• Text for analysis:

Chromecast for Christmas

Like a few million other tech geeks and home theater aficionados, I was one of the first people to purchase a Chromecast streaming media dongle from Google back in August 2013. For those of you unfamiliar, Chromecast, which is about the size of a Rubenesque USB flash drive, plugs into your home theater audio/video receiver or TV and allows you to use your mobile devices and computers to send internet-based streaming media (like movies, music, and games) to your TV and surround sound speakers.chromecast

At $35, Chromecast is a steal. Best of all, especially for families like mine, this groovy media streamer is platform agnostic. Your iOS-based iPhones and iPads and your Android smartphones and tablets can take equal advantage. In other words, you don’t have to worry about compatibility with your existing mobile devices and computers.

Success at Home

Having only a few months prior installed two new home theaters in my house, Chromecast perfectly complimented a family where everyone has at least one (and typically two) personal mobile devices and there’s an average of one PC per human—but where everyone also loves to sit in front of a big display panel and enjoys surround sound through real speakers (not the crappy ones built into your TV; they’re a joke). Every family member, on nearly a daily basis, began streaming music from Pandora and Songza and video from Netflix, iTunes, and Hulu Plus (some of which we could already do using Apple’s wi-fi-based AirPlay). All from our iPod Touches, iPads, iPhones, and Nexus 7 tablets, as well as our three Windows 7 laptops and a slick little Mac Mini. If the zombie apocalypse results in a shortage of silicon, looters will surely stop at my house on their way to Silicon Valley.

Having gained so much value from such an inexpensive and fun device, Chromecast obviously was at the top of my gift giving list for the 2013 holidays. Because of its incredible ease of use, I didn’t have to worry about whether the recipient was a techie. If he or she could plug the device into an HDMI port and install apps on a smartphone, they were basically in business.

The One that Worked

I gifted two Chromecasts, one each to two different friends (one in Ohio, the other in Colorado). My friend in Ohio, a single guy with no kids, instantly fell in love with his new media streamer, using it on a 23-inch computer monitor in his dining room to watch stuff on Netflix.

Once when I visited for dinner and drinks, we watched a James Bond movie on Netflix with the volume cranked. I was amazed that a $130 computer monitor and a $35 HDMI dongle—combined with the Samsung Galaxy smartphone already in my friend’s pocket—were able to produce such stellar (and portable) results. I might never walk on the moon, but I have at least seen home entertainment and media distribution reach this point of ease and amazing affordability.

• Problems to work on:
- 1) In the Chromecast article, in which two states did the friends who received the gifted Chromecasts live?
- 2) Continue the article about giving Chromecasts as Christmas gifts, starting right after its final sentence.

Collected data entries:
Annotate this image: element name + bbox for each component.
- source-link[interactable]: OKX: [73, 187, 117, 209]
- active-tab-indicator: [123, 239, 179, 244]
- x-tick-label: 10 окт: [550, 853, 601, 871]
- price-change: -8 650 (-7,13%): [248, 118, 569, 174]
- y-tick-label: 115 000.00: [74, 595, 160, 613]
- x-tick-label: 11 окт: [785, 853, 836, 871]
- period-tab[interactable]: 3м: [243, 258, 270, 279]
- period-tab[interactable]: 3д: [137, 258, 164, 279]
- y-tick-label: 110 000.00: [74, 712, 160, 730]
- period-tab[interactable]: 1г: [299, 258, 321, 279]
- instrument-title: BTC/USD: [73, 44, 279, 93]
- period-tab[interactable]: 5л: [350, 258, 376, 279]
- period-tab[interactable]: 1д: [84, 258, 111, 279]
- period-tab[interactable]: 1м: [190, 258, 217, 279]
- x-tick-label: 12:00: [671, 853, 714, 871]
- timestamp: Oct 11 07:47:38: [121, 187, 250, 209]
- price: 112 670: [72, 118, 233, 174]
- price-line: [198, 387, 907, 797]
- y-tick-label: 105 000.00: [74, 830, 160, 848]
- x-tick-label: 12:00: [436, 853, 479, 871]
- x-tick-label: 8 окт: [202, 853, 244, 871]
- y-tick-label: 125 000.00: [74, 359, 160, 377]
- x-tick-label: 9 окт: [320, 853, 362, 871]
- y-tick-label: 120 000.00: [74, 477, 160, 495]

• Exercise results:
- 1) Ohio and Colorado.

- 2)
The One that Didn’t

My other friend in Colorado, a married dude with three teenage daughters, never mentioned his Chromecast. We’ve been drinking pals for twenty years, so this wasn’t interpreted as rude. But I was curious as to how he was enjoying it or if he was even using it. After all, different strokes for different folks, and many homes aren’t quite as digitally enhanced as mine and those of other tech journalists.

christmas story blindIt turns out that my buddy wasn’t using his Chromecast. In fact, he hadn’t even installed it. I politely said my feelings weren’t hurt, but I was curious as to why he wasn’t. Turns out he wasn’t entirely sure what it did. Ok, fair enough. I explained the benefits, including the screen mirroring function introduced in the summer of 2014.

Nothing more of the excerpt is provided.